* _GOAL_: Return each line that holds the word "JSON".

* _SUPPLIED MATERIAL_:

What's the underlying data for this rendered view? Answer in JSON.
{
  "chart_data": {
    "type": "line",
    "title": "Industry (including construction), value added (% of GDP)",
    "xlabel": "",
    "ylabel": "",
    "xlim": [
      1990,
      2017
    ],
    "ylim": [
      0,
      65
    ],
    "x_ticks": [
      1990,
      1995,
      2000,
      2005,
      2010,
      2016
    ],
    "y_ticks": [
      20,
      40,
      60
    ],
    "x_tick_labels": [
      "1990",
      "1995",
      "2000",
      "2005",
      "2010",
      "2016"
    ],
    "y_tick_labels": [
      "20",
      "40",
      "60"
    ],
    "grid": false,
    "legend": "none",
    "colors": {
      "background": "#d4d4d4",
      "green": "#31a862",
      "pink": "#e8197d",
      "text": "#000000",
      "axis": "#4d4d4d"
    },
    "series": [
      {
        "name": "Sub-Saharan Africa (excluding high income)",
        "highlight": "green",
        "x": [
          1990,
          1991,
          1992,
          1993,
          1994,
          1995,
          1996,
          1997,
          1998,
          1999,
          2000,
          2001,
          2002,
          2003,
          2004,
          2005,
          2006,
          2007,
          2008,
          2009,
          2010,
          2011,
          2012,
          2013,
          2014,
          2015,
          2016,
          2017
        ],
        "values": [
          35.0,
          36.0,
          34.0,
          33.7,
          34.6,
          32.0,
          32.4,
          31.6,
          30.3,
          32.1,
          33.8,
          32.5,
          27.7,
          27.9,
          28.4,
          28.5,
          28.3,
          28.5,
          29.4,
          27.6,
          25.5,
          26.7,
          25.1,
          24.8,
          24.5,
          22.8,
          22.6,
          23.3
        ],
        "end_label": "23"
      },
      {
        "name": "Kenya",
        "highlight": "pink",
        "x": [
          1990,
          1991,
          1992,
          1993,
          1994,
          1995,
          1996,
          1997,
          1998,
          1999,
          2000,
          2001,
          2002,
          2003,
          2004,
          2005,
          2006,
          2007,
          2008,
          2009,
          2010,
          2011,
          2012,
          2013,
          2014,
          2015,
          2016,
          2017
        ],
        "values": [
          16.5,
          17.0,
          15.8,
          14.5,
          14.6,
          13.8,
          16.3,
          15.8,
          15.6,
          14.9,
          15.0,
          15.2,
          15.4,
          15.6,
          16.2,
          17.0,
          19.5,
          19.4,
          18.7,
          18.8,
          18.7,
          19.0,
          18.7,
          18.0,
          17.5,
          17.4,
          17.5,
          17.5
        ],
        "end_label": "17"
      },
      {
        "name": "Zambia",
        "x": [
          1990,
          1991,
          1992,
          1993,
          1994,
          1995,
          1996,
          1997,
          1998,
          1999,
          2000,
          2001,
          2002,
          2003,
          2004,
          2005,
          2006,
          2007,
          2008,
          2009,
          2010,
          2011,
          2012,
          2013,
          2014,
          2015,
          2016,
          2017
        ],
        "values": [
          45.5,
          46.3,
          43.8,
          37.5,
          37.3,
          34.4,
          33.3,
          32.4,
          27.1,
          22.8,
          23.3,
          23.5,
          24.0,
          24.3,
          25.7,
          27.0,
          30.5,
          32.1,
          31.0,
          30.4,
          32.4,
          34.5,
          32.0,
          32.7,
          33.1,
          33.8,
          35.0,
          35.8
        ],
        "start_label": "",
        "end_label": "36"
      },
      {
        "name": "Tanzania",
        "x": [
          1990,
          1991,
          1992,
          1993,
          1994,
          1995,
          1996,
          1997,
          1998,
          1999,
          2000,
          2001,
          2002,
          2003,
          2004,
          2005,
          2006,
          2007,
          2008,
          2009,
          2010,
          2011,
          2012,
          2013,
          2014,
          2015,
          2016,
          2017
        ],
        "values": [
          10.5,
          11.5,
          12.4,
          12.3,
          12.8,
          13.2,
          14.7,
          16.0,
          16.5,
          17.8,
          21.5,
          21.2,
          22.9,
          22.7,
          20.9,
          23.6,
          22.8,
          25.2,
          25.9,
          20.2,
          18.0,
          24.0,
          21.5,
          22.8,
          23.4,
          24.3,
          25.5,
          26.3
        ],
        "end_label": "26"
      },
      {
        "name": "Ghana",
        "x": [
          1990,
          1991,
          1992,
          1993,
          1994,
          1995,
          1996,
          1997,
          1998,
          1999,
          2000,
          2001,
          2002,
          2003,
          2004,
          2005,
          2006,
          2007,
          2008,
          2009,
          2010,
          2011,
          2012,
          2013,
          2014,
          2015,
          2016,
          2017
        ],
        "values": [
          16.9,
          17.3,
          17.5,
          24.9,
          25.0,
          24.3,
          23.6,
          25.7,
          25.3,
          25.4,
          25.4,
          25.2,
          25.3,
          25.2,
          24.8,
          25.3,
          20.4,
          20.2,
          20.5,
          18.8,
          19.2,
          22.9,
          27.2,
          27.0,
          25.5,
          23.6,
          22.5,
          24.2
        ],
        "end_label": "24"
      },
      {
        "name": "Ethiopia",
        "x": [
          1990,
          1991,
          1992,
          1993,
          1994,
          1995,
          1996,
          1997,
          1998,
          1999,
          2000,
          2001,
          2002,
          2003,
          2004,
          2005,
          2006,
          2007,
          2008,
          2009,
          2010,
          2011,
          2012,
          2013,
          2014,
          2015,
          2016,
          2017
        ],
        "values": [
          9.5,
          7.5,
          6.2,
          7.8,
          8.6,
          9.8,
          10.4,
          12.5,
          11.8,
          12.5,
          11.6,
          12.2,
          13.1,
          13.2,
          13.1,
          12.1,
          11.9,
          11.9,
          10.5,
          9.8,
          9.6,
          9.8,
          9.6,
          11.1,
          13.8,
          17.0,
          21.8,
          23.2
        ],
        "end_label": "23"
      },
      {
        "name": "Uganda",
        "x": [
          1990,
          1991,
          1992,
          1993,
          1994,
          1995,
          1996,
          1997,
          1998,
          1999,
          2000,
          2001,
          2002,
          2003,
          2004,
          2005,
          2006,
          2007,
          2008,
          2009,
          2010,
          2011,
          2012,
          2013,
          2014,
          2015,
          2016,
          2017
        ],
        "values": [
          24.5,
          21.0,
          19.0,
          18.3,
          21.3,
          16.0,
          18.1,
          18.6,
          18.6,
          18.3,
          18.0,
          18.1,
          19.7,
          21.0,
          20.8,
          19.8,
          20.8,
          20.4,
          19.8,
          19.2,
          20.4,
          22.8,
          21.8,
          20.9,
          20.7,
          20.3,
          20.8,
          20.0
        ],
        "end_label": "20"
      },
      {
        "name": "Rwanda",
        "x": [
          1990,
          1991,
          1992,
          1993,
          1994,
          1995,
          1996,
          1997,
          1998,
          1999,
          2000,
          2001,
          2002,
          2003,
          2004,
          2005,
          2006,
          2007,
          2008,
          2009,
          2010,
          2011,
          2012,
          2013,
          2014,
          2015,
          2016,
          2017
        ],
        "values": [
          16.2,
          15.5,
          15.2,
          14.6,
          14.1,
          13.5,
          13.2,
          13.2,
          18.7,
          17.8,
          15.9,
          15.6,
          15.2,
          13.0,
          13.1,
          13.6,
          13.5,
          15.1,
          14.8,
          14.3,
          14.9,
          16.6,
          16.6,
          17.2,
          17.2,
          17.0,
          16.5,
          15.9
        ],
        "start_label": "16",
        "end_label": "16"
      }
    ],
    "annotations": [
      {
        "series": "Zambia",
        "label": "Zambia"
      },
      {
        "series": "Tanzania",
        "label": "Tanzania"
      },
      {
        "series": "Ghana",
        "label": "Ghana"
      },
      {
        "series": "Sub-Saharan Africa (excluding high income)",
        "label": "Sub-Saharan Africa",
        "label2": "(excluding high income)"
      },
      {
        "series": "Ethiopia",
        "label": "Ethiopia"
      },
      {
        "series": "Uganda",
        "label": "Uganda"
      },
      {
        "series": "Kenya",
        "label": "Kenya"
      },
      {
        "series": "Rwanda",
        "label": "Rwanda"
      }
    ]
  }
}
...
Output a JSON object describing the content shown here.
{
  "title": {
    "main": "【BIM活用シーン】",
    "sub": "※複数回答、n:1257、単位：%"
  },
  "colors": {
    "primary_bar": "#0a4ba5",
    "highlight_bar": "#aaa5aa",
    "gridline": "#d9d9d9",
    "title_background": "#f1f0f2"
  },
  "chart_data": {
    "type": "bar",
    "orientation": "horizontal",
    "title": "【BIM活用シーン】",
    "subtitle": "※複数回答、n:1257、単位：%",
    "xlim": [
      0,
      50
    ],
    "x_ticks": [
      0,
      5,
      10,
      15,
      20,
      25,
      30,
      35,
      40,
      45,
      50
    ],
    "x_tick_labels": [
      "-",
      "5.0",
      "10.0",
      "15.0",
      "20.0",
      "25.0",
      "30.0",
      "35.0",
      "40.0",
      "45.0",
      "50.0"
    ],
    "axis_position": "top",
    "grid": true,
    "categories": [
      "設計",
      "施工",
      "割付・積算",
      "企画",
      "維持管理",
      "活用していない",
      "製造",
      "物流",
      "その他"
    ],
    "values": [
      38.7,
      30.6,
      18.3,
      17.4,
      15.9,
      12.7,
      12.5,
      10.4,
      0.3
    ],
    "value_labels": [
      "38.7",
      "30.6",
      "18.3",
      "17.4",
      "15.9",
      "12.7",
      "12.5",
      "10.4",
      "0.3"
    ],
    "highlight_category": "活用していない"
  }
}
...
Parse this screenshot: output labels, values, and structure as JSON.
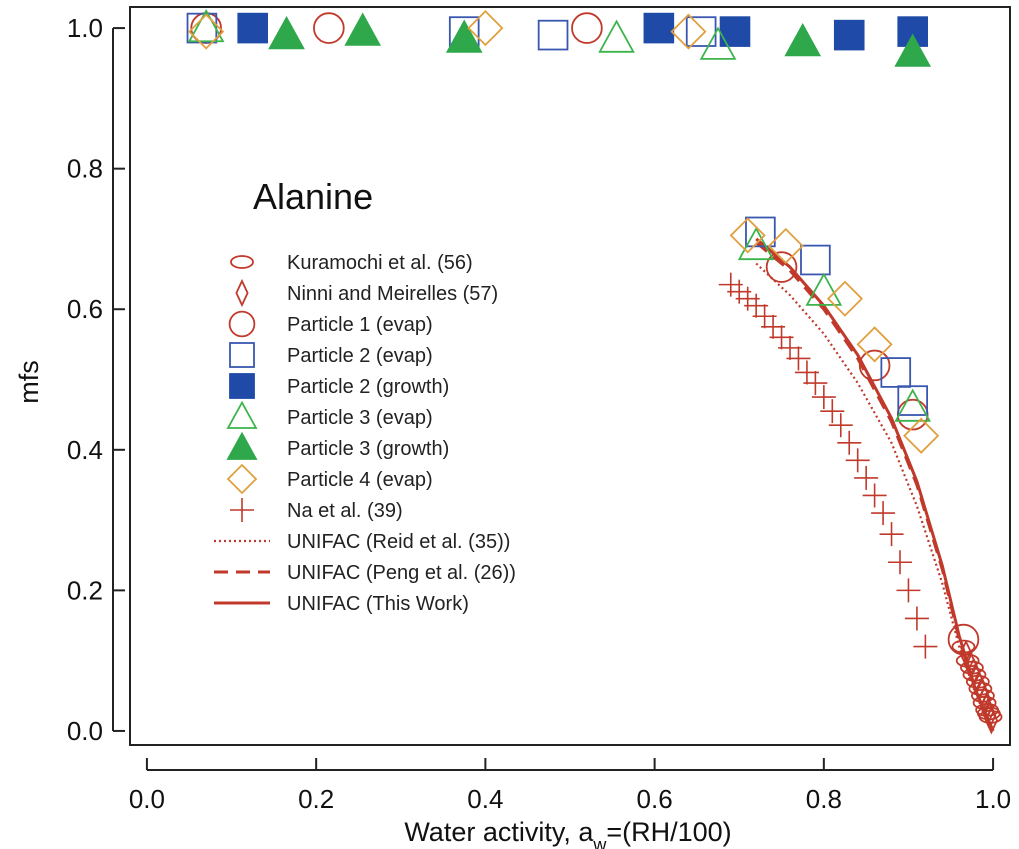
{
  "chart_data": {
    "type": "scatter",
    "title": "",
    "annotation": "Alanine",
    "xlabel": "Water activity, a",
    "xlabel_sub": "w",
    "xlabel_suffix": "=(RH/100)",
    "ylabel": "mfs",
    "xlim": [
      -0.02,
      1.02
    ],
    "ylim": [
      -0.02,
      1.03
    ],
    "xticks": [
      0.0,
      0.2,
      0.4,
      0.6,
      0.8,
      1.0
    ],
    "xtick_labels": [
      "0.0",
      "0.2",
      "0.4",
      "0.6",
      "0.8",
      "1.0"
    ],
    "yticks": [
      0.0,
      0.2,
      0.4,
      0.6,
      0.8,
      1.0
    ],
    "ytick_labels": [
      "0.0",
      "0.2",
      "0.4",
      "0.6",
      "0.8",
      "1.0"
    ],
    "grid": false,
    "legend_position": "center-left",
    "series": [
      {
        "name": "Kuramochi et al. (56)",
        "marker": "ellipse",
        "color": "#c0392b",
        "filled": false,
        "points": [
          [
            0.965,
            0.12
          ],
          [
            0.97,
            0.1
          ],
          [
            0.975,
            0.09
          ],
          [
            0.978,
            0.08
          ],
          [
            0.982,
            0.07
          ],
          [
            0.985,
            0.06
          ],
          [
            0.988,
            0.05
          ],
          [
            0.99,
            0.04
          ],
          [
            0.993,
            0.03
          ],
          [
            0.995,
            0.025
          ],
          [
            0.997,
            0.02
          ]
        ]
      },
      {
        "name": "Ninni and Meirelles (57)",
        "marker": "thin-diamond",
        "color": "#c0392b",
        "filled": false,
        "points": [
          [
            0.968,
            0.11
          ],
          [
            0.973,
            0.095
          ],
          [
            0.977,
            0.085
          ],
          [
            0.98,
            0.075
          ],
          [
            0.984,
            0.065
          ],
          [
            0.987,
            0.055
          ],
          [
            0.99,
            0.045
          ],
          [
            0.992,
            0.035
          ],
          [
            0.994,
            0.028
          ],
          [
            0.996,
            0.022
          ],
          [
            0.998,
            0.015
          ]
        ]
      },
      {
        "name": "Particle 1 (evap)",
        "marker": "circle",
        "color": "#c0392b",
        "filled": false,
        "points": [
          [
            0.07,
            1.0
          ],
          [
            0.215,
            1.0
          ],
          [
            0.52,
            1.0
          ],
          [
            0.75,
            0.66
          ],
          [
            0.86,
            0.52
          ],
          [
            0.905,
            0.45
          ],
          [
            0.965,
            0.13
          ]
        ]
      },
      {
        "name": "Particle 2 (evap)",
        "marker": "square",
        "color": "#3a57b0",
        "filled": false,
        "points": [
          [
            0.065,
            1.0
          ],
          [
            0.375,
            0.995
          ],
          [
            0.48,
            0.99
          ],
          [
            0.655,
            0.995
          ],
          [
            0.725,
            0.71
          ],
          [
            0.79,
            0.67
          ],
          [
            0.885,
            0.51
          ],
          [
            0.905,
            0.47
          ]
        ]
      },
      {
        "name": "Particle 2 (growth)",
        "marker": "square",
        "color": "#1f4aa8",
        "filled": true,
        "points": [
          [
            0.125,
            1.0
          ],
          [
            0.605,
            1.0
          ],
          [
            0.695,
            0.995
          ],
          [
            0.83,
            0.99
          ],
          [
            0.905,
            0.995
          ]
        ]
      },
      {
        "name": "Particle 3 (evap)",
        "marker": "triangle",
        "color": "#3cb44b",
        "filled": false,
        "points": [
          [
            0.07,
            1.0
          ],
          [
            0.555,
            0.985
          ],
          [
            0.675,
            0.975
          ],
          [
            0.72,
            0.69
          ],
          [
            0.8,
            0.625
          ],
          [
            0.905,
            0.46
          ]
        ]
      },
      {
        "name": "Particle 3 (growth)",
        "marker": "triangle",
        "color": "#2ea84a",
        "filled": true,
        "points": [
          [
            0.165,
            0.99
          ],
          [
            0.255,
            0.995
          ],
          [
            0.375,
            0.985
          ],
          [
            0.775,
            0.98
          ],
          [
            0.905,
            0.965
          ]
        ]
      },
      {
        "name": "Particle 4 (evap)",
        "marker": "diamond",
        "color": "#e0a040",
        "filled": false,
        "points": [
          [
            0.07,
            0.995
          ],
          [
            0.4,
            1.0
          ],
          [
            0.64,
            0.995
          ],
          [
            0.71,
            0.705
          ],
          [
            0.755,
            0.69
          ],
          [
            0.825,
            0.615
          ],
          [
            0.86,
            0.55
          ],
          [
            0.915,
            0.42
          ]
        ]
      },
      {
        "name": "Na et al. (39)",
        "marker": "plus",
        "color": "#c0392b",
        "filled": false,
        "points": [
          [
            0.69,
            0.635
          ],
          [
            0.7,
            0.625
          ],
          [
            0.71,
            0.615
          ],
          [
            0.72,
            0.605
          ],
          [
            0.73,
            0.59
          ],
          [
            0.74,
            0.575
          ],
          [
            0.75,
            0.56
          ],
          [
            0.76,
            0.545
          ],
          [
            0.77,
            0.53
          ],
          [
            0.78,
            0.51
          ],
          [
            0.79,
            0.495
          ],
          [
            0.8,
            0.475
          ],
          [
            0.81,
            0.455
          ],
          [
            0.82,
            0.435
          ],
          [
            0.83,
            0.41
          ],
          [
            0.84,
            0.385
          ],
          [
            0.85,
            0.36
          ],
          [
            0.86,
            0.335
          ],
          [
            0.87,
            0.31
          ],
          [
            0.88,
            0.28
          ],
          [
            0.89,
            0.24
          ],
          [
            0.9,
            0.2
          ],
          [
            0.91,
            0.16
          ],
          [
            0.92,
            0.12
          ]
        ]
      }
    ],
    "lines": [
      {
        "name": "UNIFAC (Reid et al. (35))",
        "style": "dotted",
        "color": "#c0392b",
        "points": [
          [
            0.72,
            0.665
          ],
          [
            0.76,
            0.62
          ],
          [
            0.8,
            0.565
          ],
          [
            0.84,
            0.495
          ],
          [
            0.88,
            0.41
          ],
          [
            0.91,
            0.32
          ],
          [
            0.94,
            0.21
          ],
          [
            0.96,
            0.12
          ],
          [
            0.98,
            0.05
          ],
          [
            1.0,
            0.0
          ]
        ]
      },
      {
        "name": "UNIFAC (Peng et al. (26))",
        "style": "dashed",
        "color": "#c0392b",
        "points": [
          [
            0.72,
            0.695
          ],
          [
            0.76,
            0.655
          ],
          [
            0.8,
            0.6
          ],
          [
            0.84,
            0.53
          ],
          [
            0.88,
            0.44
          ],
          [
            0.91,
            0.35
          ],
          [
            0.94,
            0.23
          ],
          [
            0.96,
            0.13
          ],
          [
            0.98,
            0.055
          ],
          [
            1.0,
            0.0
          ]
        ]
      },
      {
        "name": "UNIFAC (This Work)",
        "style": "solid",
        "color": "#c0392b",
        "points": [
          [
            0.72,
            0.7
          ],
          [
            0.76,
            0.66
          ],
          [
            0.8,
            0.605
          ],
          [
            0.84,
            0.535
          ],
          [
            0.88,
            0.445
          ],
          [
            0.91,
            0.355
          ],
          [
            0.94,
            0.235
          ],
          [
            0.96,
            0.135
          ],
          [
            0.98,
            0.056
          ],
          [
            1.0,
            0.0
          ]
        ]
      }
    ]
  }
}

* _REPLY_:
What's the underlying data for this rendered view? Answer in JSON.
Output a JSON object describing the content shown here.
Parse this screenshot: output labels, values, and structure as JSON.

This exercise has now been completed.